[EXCERPTED PASSAGE]

Grum’s humble nature saw him slip up behind the decks without being noticed. He opened up with a few humble funky numbers to find his bearings, and after getting himself comfortable, it was The Magician’s remix of Lykke Li’s I Follow Rivers that had everyone grinning ear to ear.

Runaway was the first of Grum’s original pieces that got everyone going nuts. Having everyone’s arms in the air actually freed up a bit of space between us all, which came as a relief.

The biggest letdown of the evening came from the dance area also being used for a highway for people. There is nothing more annoying than having to make room every five seconds for people manoeuvring through the crowd when you’re trying to have a good ol’ fashioned groove. And even, worse when these people make camp right in front of you and continue with their mouth to ear conversation. Argh, it’s a dancefloor not a stance-floor!

It was time for a break, and upon return his remix of Night Riders was getting belted out. It seems that Grum may be trying to venture out with a few of his more recent productions as this piece has a heavy trance influence – sorry, I’m not a fan.

But it was all made up for not long after. Through The Night sent the crowd berserk, and the strobe lights did a damn fine job of increasing “that feeling” that us dance music fans often talk about. From then on Grum completely tore the place apart. Dropping his Friendly Fires remix of Skeleton Boy, Stardust’s Music Sounds Better With You and Rogerseventytwo’s banging remix of DJ DLG’s Paramount all in quick succession . It was then he pulled his ace card and gave our calf muscles a rest by playing Alan Braxe’s classic In Love With You. The track had an amazing sedative effect and slowly brought us back to earth after lifting us off with the last half hour of his set.

Grum proved a great example of how a DJ can control a crowd, plateauing and peaking at all the right times, before shooting us off in a rocket ship at the end. Grum’s presence behind the decks isn’t the liveliest, but what he lacks there he makes up for in the quality of his music. Grum definitely brought the much-needed heat to a miserable Melbourne winter.

[EXERCISE INSTRUCTIONS]
**1)** In the concert review, which track did Grum play to give the crowd's calf muscles a rest?
**2)** Substitute "nav-bullet" for every "nav-separator-dot" in the entries, and give back only the lines running from the one containing "nav-home-link[interactable]: Home <box>296" down to the one containing "tab-mynewthing[interactable]: #MyNewThing <box>378", otherwise unchanged.

Dataset rows
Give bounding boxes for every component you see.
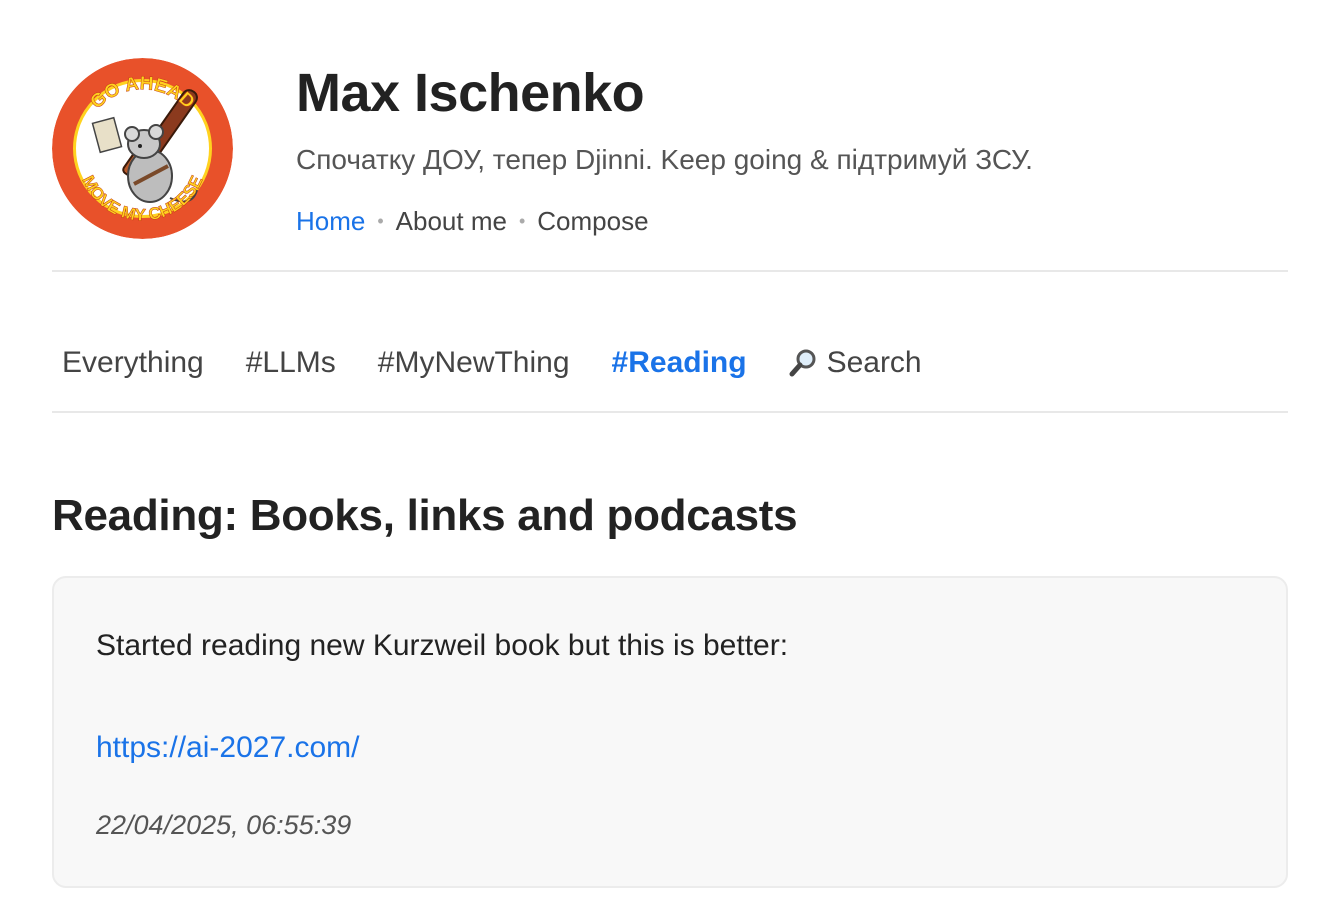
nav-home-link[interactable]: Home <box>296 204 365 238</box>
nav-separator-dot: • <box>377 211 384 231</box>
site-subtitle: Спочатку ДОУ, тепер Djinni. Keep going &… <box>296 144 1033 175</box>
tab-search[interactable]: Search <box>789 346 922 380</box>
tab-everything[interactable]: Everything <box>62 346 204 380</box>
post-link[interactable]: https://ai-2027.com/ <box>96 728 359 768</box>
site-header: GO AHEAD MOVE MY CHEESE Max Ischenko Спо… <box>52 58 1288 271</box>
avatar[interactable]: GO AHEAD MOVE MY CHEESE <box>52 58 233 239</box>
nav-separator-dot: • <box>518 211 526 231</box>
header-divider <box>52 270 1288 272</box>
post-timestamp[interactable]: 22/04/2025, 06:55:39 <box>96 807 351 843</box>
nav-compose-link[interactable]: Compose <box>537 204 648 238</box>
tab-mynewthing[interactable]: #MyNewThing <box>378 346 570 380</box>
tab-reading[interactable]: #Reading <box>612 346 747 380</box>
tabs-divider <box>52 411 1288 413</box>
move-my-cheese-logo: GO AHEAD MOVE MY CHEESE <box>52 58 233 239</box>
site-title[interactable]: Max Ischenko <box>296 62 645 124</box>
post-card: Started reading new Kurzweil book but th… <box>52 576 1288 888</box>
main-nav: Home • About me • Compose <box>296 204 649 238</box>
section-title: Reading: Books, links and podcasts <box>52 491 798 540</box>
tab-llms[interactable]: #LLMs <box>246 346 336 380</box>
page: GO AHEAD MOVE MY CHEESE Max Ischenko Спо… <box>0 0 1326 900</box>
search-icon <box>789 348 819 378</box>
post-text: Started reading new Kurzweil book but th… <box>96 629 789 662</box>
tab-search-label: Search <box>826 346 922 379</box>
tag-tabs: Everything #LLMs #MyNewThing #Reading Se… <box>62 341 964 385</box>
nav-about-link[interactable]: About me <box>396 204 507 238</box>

[THE ANSWERS]
**1)** Alan Braxe's classic In Love With You.

**2)**
nav-home-link[interactable]: Home <box>296 204 365 238</box>
nav-bullet: • <box>377 211 384 231</box>
site-subtitle: Спочатку ДОУ, тепер Djinni. Keep going &… <box>296 144 1033 175</box>
tab-search[interactable]: Search <box>789 346 922 380</box>
tab-everything[interactable]: Everything <box>62 346 204 380</box>
post-link[interactable]: https://ai-2027.com/ <box>96 728 359 768</box>
site-header: GO AHEAD MOVE MY CHEESE Max Ischenko Спо… <box>52 58 1288 271</box>
avatar[interactable]: GO AHEAD MOVE MY CHEESE <box>52 58 233 239</box>
nav-bullet: • <box>518 211 526 231</box>
header-divider <box>52 270 1288 272</box>
post-timestamp[interactable]: 22/04/2025, 06:55:39 <box>96 807 351 843</box>
nav-compose-link[interactable]: Compose <box>537 204 648 238</box>
tab-mynewthing[interactable]: #MyNewThing <box>378 346 570 380</box>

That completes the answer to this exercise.